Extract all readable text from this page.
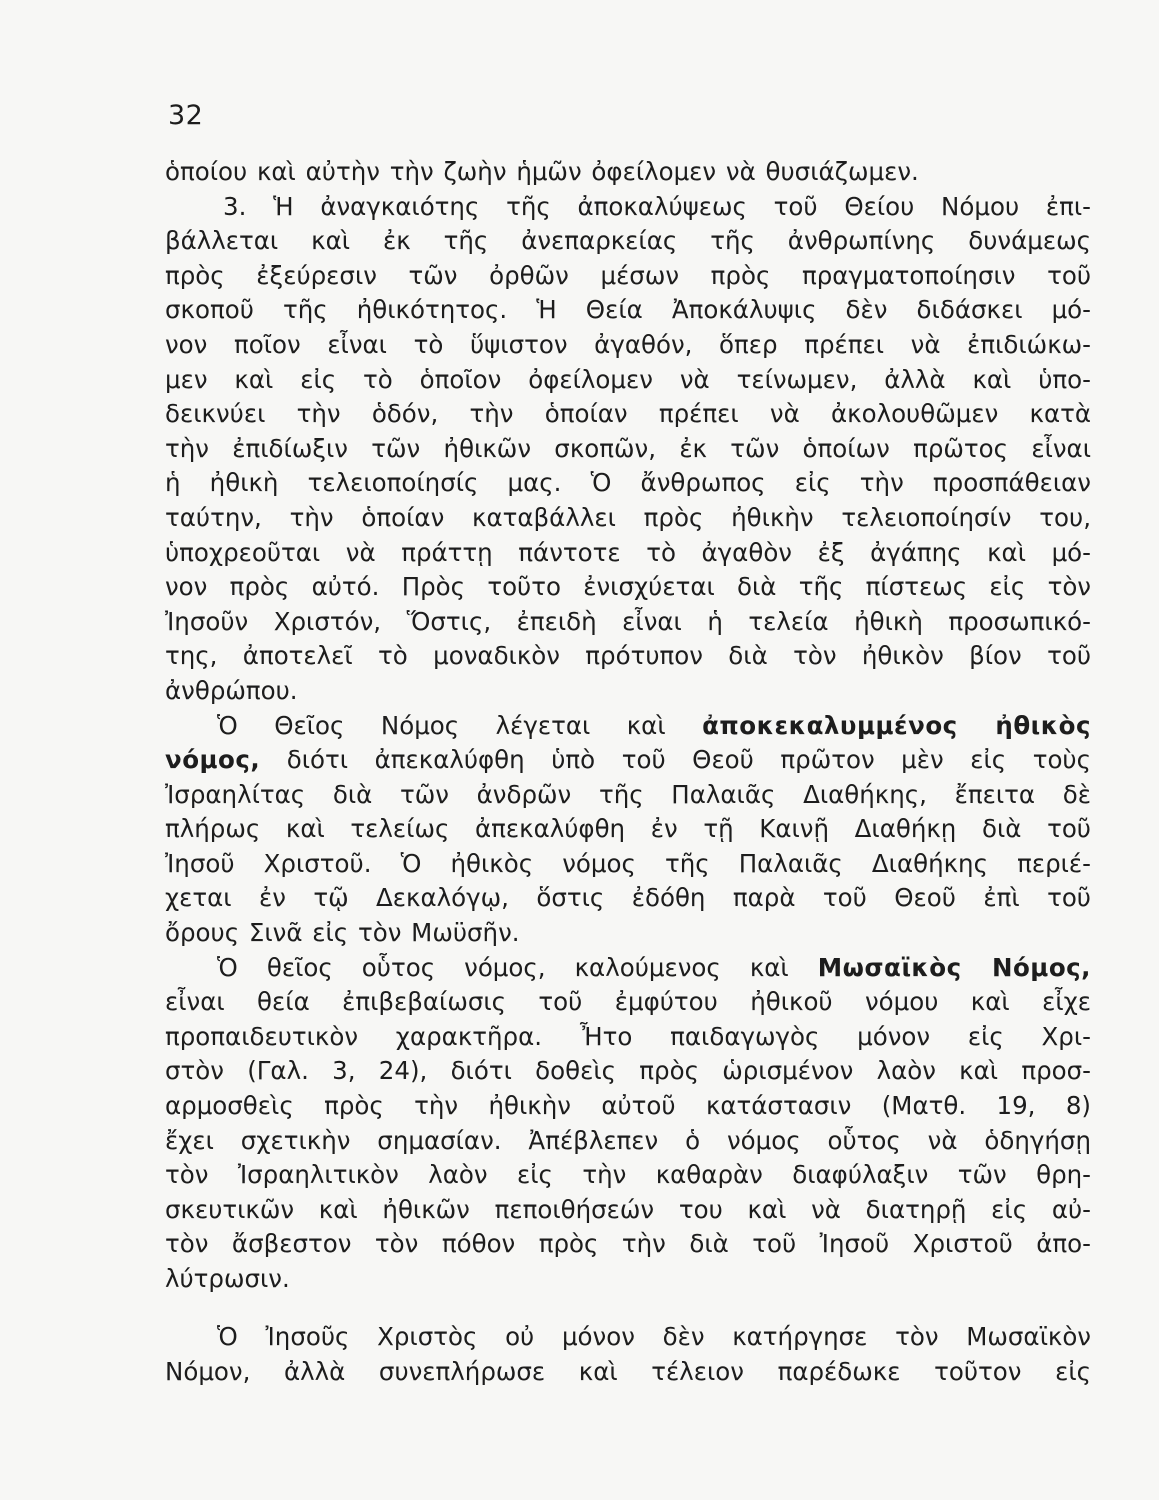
32
ὁποίου καὶ αὐτὴν τὴν ζωὴν ἡμῶν ὀφείλομεν νὰ θυσιάζωμεν.
3. Ἡ ἀναγκαιότης τῆς ἀποκαλύψεως τοῦ Θείου Νόμου ἐπι-
βάλλεται καὶ ἐκ τῆς ἀνεπαρκείας τῆς ἀνθρωπίνης δυνάμεως
πρὸς ἐξεύρεσιν τῶν ὀρθῶν μέσων πρὸς πραγματοποίησιν τοῦ
σκοποῦ τῆς ἠθικότητος. Ἡ Θεία Ἀποκάλυψις δὲν διδάσκει μό-
νον ποῖον εἶναι τὸ ὕψιστον ἀγαθόν, ὅπερ πρέπει νὰ ἐπιδιώκω-
μεν καὶ εἰς τὸ ὁποῖον ὀφείλομεν νὰ τείνωμεν, ἀλλὰ καὶ ὑπο-
δεικνύει τὴν ὁδόν, τὴν ὁποίαν πρέπει νὰ ἀκολουθῶμεν κατὰ
τὴν ἐπιδίωξιν τῶν ἠθικῶν σκοπῶν, ἐκ τῶν ὁποίων πρῶτος εἶναι
ἡ ἠθικὴ τελειοποίησίς μας. Ὁ ἄνθρωπος εἰς τὴν προσπάθειαν
ταύτην, τὴν ὁποίαν καταβάλλει πρὸς ἠθικὴν τελειοποίησίν του,
ὑποχρεοῦται νὰ πράττῃ πάντοτε τὸ ἀγαθὸν ἐξ ἀγάπης καὶ μό-
νον πρὸς αὐτό. Πρὸς τοῦτο ἐνισχύεται διὰ τῆς πίστεως εἰς τὸν
Ἰησοῦν Χριστόν, Ὅστις, ἐπειδὴ εἶναι ἡ τελεία ἠθικὴ προσωπικό-
της, ἀποτελεῖ τὸ μοναδικὸν πρότυπον διὰ τὸν ἠθικὸν βίον τοῦ
ἀνθρώπου.
Ὁ Θεῖος Νόμος λέγεται καὶ ἀποκεκαλυμμένος ἠθικὸς
νόμος, διότι ἀπεκαλύφθη ὑπὸ τοῦ Θεοῦ πρῶτον μὲν εἰς τοὺς
Ἰσραηλίτας διὰ τῶν ἀνδρῶν τῆς Παλαιᾶς Διαθήκης, ἔπειτα δὲ
πλήρως καὶ τελείως ἀπεκαλύφθη ἐν τῇ Καινῇ Διαθήκῃ διὰ τοῦ
Ἰησοῦ Χριστοῦ. Ὁ ἠθικὸς νόμος τῆς Παλαιᾶς Διαθήκης περιέ-
χεται ἐν τῷ Δεκαλόγῳ, ὅστις ἐδόθη παρὰ τοῦ Θεοῦ ἐπὶ τοῦ
ὄρους Σινᾶ εἰς τὸν Μωϋσῆν.
Ὁ θεῖος οὗτος νόμος, καλούμενος καὶ Μωσαϊκὸς Νόμος,
εἶναι θεία ἐπιβεβαίωσις τοῦ ἐμφύτου ἠθικοῦ νόμου καὶ εἶχε
προπαιδευτικὸν χαρακτῆρα. Ἦτο παιδαγωγὸς μόνον εἰς Χρι-
στὸν (Γαλ. 3, 24), διότι δοθεὶς πρὸς ὡρισμένον λαὸν καὶ προσ-
αρμοσθεὶς πρὸς τὴν ἠθικὴν αὐτοῦ κατάστασιν (Ματθ. 19, 8)
ἔχει σχετικὴν σημασίαν. Ἀπέβλεπεν ὁ νόμος οὗτος νὰ ὁδηγήσῃ
τὸν Ἰσραηλιτικὸν λαὸν εἰς τὴν καθαρὰν διαφύλαξιν τῶν θρη-
σκευτικῶν καὶ ἠθικῶν πεποιθήσεών του καὶ νὰ διατηρῇ εἰς αὐ-
τὸν ἄσβεστον τὸν πόθον πρὸς τὴν διὰ τοῦ Ἰησοῦ Χριστοῦ ἀπο-
λύτρωσιν.
Ὁ Ἰησοῦς Χριστὸς οὐ μόνον δὲν κατήργησε τὸν Μωσαϊκὸν
Νόμον, ἀλλὰ συνεπλήρωσε καὶ τέλειον παρέδωκε τοῦτον εἰς
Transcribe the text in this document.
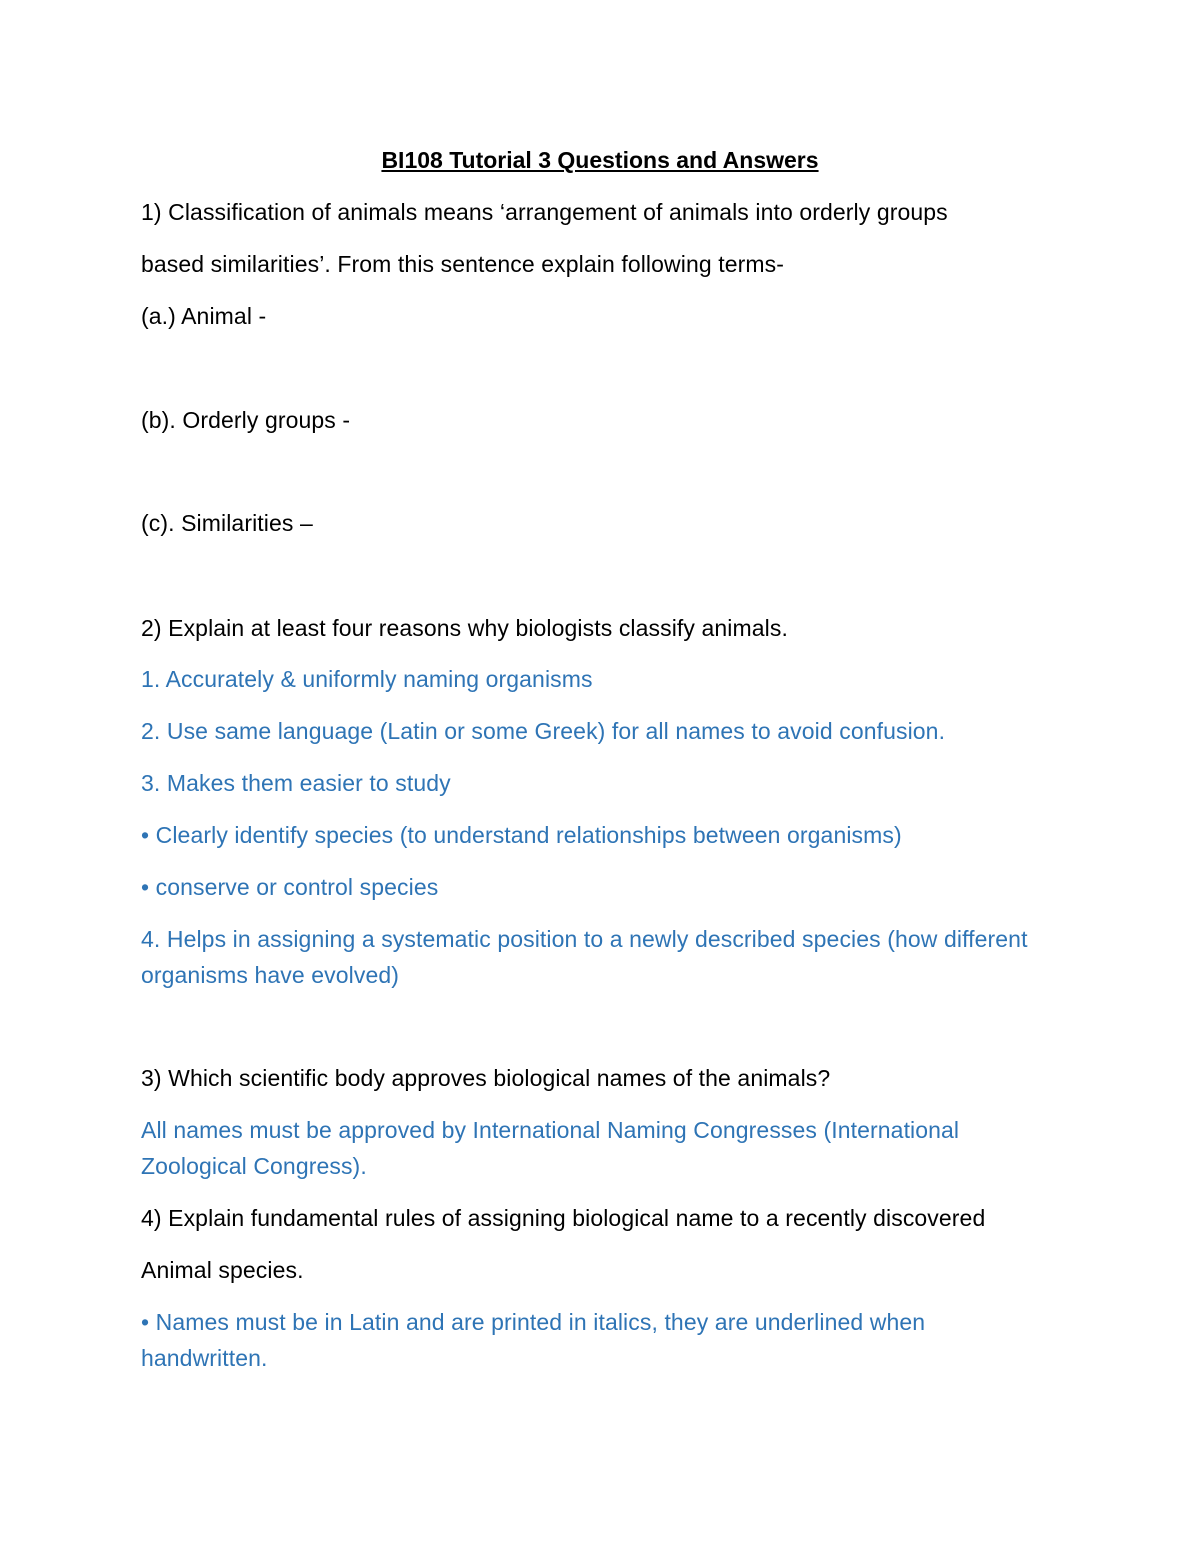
BI108 Tutorial 3 Questions and Answers
1) Classification of animals means ‘arrangement of animals into orderly groups
based similarities’. From this sentence explain following terms-
(a.) Animal -
(b). Orderly groups -
(c). Similarities –
2) Explain at least four reasons why biologists classify animals.
1. Accurately & uniformly naming organisms
2. Use same language (Latin or some Greek) for all names to avoid confusion.
3. Makes them easier to study
• Clearly identify species (to understand relationships between organisms)
• conserve or control species
4. Helps in assigning a systematic position to a newly described species (how different organisms have evolved)
3) Which scientific body approves biological names of the animals?
All names must be approved by International Naming Congresses (International Zoological Congress).
4) Explain fundamental rules of assigning biological name to a recently discovered
Animal species.
• Names must be in Latin and are printed in italics, they are underlined when handwritten.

##########

Filter the entries down to the lines containing "Θεοῦ". Copy each of those lines.

νόμος, διότι ἀπεκαλύφθη ὑπὸ τοῦ Θεοῦ πρῶτον μὲν εἰς τοὺς
χεται ἐν τῷ Δεκαλόγῳ, ὅστις ἐδόθη παρὰ τοῦ Θεοῦ ἐπὶ τοῦ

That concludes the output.